━━ Excerpted records ━━

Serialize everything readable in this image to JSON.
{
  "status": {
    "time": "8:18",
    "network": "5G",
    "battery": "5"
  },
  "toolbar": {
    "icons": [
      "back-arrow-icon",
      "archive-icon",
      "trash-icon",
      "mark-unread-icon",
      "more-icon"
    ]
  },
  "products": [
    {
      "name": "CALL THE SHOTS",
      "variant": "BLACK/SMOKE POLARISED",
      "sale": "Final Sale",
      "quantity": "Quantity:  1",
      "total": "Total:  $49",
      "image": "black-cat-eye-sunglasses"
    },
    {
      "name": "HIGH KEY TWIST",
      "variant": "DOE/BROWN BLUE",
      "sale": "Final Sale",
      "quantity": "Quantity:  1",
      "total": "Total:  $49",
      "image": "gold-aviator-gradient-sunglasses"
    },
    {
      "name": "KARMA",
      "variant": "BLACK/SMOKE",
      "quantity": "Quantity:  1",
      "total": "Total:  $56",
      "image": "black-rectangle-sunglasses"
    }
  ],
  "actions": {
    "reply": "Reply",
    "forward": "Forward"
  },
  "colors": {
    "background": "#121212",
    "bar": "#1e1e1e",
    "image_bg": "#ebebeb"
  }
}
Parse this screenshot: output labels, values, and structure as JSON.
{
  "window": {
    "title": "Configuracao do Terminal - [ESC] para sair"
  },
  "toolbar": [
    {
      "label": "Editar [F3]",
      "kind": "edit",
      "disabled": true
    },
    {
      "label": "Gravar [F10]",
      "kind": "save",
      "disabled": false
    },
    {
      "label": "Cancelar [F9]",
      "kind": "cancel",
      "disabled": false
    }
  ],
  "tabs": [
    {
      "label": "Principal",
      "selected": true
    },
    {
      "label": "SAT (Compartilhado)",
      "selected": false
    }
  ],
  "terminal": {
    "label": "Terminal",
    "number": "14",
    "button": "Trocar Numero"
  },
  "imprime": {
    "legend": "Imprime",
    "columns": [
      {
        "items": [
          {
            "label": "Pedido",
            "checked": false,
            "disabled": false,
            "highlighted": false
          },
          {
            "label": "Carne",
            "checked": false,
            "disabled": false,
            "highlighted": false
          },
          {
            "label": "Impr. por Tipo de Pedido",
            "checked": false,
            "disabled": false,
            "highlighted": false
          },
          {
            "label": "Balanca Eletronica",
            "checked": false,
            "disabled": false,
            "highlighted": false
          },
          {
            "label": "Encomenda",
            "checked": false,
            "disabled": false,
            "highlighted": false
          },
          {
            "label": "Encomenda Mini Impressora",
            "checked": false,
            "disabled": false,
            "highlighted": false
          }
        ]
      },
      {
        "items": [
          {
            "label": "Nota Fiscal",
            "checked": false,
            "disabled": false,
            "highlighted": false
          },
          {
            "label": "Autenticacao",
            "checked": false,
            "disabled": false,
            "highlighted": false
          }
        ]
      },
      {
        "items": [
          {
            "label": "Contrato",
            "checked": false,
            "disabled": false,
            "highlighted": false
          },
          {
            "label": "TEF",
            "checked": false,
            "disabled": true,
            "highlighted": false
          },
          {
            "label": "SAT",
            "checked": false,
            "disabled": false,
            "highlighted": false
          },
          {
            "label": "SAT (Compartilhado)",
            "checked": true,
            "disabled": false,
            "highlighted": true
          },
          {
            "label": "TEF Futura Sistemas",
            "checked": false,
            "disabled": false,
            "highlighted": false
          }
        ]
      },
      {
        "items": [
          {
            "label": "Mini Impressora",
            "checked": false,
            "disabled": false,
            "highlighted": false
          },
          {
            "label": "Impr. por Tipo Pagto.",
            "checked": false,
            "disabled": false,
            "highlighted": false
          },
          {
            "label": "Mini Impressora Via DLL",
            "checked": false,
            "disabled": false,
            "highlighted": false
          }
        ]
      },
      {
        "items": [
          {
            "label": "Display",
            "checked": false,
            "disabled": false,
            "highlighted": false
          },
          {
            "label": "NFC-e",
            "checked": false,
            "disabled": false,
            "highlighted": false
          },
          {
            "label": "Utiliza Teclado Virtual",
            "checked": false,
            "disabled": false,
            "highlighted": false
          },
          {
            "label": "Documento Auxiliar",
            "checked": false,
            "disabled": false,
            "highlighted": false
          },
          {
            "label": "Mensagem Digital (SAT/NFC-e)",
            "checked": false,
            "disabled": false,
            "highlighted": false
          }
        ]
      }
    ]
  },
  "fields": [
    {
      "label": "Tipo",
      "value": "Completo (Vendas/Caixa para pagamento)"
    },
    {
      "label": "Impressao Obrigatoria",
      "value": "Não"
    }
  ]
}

━━━

### Task goal
Please quote the data above in full, with no line missing.

### Final result
Serialize everything readable in this image to JSON.
{
  "status": {
    "time": "8:18",
    "network": "5G",
    "battery": "5"
  },
  "toolbar": {
    "icons": [
      "back-arrow-icon",
      "archive-icon",
      "trash-icon",
      "mark-unread-icon",
      "more-icon"
    ]
  },
  "products": [
    {
      "name": "CALL THE SHOTS",
      "variant": "BLACK/SMOKE POLARISED",
      "sale": "Final Sale",
      "quantity": "Quantity:  1",
      "total": "Total:  $49",
      "image": "black-cat-eye-sunglasses"
    },
    {
      "name": "HIGH KEY TWIST",
      "variant": "DOE/BROWN BLUE",
      "sale": "Final Sale",
      "quantity": "Quantity:  1",
      "total": "Total:  $49",
      "image": "gold-aviator-gradient-sunglasses"
    },
    {
      "name": "KARMA",
      "variant": "BLACK/SMOKE",
      "quantity": "Quantity:  1",
      "total": "Total:  $56",
      "image": "black-rectangle-sunglasses"
    }
  ],
  "actions": {
    "reply": "Reply",
    "forward": "Forward"
  },
  "colors": {
    "background": "#121212",
    "bar": "#1e1e1e",
    "image_bg": "#ebebeb"
  }
}
Parse this screenshot: output labels, values, and structure as JSON.
{
  "window": {
    "title": "Configuracao do Terminal - [ESC] para sair"
  },
  "toolbar": [
    {
      "label": "Editar [F3]",
      "kind": "edit",
      "disabled": true
    },
    {
      "label": "Gravar [F10]",
      "kind": "save",
      "disabled": false
    },
    {
      "label": "Cancelar [F9]",
      "kind": "cancel",
      "disabled": false
    }
  ],
  "tabs": [
    {
      "label": "Principal",
      "selected": true
    },
    {
      "label": "SAT (Compartilhado)",
      "selected": false
    }
  ],
  "terminal": {
    "label": "Terminal",
    "number": "14",
    "button": "Trocar Numero"
  },
  "imprime": {
    "legend": "Imprime",
    "columns": [
      {
        "items": [
          {
            "label": "Pedido",
            "checked": false,
            "disabled": false,
            "highlighted": false
          },
          {
            "label": "Carne",
            "checked": false,
            "disabled": false,
            "highlighted": false
          },
          {
            "label": "Impr. por Tipo de Pedido",
            "checked": false,
            "disabled": false,
            "highlighted": false
          },
          {
            "label": "Balanca Eletronica",
            "checked": false,
            "disabled": false,
            "highlighted": false
          },
          {
            "label": "Encomenda",
            "checked": false,
            "disabled": false,
            "highlighted": false
          },
          {
            "label": "Encomenda Mini Impressora",
            "checked": false,
            "disabled": false,
            "highlighted": false
          }
        ]
      },
      {
        "items": [
          {
            "label": "Nota Fiscal",
            "checked": false,
            "disabled": false,
            "highlighted": false
          },
          {
            "label": "Autenticacao",
            "checked": false,
            "disabled": false,
            "highlighted": false
          }
        ]
      },
      {
        "items": [
          {
            "label": "Contrato",
            "checked": false,
            "disabled": false,
            "highlighted": false
          },
          {
            "label": "TEF",
            "checked": false,
            "disabled": true,
            "highlighted": false
          },
          {
            "label": "SAT",
            "checked": false,
            "disabled": false,
            "highlighted": false
          },
          {
            "label": "SAT (Compartilhado)",
            "checked": true,
            "disabled": false,
            "highlighted": true
          },
          {
            "label": "TEF Futura Sistemas",
            "checked": false,
            "disabled": false,
            "highlighted": false
          }
        ]
      },
      {
        "items": [
          {
            "label": "Mini Impressora",
            "checked": false,
            "disabled": false,
            "highlighted": false
          },
          {
            "label": "Impr. por Tipo Pagto.",
            "checked": false,
            "disabled": false,
            "highlighted": false
          },
          {
            "label": "Mini Impressora Via DLL",
            "checked": false,
            "disabled": false,
            "highlighted": false
          }
        ]
      },
      {
        "items": [
          {
            "label": "Display",
            "checked": false,
            "disabled": false,
            "highlighted": false
          },
          {
            "label": "NFC-e",
            "checked": false,
            "disabled": false,
            "highlighted": false
          },
          {
            "label": "Utiliza Teclado Virtual",
            "checked": false,
            "disabled": false,
            "highlighted": false
          },
          {
            "label": "Documento Auxiliar",
            "checked": false,
            "disabled": false,
            "highlighted": false
          },
          {
            "label": "Mensagem Digital (SAT/NFC-e)",
            "checked": false,
            "disabled": false,
            "highlighted": false
          }
        ]
      }
    ]
  },
  "fields": [
    {
      "label": "Tipo",
      "value": "Completo (Vendas/Caixa para pagamento)"
    },
    {
      "label": "Impressao Obrigatoria",
      "value": "Não"
    }
  ]
}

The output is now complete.